▶ **Task prompt**
Identify each line below that contains the word "title", and copy it out.

[Figure record listings]
* BEGIN *
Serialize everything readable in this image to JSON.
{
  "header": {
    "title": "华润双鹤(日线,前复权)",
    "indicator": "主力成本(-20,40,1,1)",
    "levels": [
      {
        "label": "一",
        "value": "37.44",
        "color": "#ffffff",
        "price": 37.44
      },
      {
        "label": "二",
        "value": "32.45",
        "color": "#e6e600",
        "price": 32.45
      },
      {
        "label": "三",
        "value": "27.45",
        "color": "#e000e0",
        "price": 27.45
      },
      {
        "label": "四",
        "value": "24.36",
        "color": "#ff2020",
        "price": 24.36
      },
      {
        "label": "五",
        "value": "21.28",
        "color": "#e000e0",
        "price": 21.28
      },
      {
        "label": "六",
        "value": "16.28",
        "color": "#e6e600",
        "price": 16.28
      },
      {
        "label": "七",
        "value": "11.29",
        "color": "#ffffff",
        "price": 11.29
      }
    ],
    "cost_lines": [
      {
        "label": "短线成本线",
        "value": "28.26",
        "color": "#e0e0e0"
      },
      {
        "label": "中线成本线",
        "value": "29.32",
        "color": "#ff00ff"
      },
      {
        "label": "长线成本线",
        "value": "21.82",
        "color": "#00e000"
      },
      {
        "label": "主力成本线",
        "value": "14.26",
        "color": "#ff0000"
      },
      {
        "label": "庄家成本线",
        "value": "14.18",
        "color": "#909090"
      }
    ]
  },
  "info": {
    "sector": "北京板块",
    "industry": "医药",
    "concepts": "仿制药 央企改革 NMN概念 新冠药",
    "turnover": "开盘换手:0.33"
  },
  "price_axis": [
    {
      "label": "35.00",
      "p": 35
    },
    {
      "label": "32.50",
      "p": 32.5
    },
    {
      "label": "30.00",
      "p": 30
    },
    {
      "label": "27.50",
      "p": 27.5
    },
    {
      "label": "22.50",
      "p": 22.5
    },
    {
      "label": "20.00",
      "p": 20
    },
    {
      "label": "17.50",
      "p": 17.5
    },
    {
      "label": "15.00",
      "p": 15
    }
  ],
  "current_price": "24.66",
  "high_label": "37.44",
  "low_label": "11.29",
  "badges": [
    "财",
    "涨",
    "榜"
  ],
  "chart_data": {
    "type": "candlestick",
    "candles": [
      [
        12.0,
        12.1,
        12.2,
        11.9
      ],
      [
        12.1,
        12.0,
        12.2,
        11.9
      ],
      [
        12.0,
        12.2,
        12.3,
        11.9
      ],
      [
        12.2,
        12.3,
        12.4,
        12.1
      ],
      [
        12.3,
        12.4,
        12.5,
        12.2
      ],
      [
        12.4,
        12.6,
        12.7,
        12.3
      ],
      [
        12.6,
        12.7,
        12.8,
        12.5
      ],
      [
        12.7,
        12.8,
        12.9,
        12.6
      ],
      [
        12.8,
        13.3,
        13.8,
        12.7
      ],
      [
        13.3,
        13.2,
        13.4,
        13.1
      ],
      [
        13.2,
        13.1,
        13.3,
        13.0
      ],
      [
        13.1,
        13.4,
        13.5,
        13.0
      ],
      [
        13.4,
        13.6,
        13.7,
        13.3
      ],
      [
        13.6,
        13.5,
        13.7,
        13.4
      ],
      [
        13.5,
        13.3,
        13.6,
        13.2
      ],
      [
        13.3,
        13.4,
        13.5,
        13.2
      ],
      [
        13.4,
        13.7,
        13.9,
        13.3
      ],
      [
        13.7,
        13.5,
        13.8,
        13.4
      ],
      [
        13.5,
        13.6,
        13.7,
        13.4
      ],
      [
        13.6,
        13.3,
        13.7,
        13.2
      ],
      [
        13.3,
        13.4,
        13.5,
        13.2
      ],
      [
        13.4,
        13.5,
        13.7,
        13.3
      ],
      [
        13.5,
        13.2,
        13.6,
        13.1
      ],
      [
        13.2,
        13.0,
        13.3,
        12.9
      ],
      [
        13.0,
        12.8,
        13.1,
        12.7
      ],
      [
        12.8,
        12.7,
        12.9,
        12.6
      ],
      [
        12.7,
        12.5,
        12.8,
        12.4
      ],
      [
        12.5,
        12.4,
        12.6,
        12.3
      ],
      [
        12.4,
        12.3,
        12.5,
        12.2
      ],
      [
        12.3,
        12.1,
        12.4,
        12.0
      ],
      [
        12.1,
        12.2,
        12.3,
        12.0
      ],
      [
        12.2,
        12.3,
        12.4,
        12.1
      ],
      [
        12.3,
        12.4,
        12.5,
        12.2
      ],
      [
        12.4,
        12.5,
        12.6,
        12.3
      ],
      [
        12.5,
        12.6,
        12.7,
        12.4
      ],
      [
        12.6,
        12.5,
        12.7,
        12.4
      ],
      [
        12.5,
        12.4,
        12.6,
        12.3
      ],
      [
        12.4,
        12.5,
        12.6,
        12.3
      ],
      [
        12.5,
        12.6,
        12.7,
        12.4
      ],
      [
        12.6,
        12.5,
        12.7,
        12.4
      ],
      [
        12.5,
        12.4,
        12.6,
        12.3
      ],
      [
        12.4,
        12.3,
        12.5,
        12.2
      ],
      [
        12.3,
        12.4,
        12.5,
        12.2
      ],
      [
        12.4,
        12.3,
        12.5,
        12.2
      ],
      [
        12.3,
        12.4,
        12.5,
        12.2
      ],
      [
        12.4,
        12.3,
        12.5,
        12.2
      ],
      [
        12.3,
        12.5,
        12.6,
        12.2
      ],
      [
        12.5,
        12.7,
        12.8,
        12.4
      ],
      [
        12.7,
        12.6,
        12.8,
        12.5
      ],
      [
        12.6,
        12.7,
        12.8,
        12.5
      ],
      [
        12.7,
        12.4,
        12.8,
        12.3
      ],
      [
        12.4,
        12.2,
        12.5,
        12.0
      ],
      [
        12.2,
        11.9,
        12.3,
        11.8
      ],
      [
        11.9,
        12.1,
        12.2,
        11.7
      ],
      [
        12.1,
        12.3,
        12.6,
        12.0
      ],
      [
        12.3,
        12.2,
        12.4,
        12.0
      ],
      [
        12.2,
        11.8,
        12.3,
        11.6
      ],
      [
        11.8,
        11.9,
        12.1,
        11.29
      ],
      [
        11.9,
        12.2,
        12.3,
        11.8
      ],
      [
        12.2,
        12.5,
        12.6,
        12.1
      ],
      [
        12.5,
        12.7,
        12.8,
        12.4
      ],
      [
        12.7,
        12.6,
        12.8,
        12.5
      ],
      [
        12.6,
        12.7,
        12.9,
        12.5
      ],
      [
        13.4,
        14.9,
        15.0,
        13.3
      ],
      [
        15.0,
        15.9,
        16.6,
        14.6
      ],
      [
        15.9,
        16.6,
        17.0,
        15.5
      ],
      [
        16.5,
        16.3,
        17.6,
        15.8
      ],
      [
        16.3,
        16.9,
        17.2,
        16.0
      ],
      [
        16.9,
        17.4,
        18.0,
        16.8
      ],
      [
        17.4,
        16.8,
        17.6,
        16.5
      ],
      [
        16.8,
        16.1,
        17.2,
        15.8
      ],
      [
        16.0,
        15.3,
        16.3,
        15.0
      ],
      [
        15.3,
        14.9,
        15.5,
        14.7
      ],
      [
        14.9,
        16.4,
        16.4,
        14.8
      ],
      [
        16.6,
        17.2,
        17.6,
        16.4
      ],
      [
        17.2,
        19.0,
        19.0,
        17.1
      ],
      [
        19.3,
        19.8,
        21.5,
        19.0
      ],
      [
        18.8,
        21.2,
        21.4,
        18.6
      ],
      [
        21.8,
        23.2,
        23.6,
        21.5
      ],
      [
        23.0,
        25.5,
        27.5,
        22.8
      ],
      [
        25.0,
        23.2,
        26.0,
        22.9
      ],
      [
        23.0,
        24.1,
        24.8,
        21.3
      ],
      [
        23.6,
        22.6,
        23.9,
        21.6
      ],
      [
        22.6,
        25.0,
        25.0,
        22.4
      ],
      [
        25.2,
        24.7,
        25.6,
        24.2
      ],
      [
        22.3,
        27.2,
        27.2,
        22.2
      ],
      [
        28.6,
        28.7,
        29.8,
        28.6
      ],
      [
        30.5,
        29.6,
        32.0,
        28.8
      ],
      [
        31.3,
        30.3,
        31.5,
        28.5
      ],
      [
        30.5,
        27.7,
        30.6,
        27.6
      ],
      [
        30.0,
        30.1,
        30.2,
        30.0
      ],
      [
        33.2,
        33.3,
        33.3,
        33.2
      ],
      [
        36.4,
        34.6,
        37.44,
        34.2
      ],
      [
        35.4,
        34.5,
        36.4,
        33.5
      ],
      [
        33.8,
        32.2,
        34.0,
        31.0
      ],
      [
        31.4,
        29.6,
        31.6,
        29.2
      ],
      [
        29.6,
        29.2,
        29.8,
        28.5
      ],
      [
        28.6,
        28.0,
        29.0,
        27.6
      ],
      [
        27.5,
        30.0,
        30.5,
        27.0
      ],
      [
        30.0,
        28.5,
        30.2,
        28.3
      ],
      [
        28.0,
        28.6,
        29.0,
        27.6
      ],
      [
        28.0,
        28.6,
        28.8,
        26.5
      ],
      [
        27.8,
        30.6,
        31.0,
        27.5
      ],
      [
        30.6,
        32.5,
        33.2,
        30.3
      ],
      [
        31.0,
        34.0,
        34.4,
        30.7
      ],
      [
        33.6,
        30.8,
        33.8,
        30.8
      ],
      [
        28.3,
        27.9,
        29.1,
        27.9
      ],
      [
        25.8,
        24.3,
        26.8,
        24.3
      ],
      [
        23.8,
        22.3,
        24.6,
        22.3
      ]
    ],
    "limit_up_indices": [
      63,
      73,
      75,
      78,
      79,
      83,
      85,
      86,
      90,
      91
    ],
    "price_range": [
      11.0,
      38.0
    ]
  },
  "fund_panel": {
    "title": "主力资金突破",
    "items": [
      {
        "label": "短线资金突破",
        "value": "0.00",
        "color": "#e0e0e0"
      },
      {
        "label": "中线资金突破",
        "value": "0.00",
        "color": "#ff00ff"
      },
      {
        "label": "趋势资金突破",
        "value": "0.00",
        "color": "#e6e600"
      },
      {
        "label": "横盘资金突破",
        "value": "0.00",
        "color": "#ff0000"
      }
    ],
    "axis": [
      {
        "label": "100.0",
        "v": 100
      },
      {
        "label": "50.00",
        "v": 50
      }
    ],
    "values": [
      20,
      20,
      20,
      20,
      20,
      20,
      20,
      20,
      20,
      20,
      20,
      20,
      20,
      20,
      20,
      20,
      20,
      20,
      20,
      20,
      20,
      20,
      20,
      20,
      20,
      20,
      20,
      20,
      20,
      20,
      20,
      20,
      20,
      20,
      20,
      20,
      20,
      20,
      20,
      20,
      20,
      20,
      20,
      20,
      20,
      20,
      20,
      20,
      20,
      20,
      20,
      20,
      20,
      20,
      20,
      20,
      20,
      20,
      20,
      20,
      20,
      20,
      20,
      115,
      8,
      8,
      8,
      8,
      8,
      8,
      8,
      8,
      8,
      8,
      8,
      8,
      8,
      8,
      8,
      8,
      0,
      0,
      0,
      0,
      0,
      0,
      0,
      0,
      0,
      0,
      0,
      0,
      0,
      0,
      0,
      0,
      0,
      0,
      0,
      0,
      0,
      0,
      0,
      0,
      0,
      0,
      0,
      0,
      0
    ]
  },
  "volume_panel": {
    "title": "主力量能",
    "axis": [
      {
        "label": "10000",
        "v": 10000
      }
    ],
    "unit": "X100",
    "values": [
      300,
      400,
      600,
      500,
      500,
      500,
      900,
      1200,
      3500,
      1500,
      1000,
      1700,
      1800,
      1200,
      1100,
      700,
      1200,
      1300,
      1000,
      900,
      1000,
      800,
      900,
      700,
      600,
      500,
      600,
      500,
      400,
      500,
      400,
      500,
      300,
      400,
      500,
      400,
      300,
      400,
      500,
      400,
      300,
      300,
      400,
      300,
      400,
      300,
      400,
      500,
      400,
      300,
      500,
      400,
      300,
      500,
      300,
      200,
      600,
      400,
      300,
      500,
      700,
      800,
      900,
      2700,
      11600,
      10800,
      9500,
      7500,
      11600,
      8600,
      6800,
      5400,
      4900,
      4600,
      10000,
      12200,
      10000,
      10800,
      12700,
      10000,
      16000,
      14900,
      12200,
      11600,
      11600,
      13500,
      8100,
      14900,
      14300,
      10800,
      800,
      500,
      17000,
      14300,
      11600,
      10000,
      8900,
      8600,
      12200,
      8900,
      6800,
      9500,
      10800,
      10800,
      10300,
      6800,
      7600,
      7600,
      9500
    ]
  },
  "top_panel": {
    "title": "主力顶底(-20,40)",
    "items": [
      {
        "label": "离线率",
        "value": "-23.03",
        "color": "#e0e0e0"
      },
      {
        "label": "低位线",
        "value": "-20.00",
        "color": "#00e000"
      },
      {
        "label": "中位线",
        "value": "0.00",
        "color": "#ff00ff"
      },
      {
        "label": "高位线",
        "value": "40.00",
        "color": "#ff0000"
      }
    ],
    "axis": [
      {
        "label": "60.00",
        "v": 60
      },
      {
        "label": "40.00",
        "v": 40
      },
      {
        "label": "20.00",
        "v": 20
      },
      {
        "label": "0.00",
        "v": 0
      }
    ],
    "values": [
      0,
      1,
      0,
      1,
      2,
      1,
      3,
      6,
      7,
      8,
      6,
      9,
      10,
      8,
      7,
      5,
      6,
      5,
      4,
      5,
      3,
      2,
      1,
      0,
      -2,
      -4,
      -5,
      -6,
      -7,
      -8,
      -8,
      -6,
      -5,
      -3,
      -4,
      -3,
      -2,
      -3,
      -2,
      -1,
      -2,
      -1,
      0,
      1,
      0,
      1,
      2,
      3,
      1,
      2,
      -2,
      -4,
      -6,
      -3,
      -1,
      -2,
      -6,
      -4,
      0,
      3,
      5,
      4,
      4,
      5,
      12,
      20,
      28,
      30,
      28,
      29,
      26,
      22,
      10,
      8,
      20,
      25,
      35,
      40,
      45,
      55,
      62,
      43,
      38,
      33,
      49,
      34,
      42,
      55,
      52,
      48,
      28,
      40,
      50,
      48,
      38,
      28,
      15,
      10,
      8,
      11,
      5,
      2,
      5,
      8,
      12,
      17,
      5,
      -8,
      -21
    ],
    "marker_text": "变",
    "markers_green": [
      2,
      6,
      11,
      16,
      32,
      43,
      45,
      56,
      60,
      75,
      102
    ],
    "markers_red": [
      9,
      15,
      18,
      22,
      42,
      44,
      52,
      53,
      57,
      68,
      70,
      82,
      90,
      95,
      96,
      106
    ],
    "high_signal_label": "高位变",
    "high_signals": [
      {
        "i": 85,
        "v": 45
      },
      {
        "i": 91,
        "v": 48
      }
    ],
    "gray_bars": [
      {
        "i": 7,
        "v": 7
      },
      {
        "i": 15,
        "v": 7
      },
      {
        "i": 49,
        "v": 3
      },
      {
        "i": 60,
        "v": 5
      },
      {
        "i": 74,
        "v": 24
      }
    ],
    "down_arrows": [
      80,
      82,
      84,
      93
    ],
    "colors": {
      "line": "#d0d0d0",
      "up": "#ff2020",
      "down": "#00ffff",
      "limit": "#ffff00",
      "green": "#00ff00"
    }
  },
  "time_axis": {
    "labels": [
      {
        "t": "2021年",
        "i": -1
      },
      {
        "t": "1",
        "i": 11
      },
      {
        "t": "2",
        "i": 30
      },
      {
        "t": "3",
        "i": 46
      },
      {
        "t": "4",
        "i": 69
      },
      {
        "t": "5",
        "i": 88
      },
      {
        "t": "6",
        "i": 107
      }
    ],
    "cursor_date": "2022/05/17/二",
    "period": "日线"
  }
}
* END *
▶ **Final result**
    "title": "华润双鹤(日线,前复权)",
    "title": "主力资金突破",
    "title": "主力量能",
    "title": "主力顶底(-20,40)",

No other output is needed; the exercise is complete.